_EXERCISE DESCRIPTION_.
Lines containing the word "image" are the ones to copy from the records below.

Extracted data entries

-*-*-

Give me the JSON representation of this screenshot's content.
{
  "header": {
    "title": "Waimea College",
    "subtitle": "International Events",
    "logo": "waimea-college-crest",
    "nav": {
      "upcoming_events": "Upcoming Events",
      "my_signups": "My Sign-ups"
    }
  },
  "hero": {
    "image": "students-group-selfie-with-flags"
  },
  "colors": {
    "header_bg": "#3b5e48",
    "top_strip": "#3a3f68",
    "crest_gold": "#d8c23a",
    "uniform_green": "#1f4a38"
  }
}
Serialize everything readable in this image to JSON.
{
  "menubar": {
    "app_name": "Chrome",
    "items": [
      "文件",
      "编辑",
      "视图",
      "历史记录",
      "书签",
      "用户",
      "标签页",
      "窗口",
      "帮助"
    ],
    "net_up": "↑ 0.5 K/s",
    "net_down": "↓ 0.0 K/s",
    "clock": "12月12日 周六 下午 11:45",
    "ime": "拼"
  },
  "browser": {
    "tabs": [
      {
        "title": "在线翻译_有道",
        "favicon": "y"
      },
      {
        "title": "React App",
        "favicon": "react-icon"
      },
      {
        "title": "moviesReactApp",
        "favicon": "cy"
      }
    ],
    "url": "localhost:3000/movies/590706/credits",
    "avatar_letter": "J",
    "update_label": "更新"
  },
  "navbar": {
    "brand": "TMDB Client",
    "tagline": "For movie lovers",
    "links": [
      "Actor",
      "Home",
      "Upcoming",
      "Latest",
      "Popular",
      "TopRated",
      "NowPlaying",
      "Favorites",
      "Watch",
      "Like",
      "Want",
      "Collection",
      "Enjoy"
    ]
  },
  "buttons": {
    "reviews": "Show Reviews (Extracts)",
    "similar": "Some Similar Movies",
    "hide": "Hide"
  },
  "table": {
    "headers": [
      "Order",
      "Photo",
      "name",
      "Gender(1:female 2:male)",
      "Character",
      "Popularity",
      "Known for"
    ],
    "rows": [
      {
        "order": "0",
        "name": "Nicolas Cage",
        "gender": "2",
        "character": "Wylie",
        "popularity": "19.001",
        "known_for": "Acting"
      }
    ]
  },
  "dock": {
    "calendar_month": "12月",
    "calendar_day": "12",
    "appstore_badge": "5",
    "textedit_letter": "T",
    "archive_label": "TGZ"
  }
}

-*-*-

_WRITTEN REPLY_.
    "image": "students-group-selfie-with-flags"
Serialize everything readable in this image to JSON.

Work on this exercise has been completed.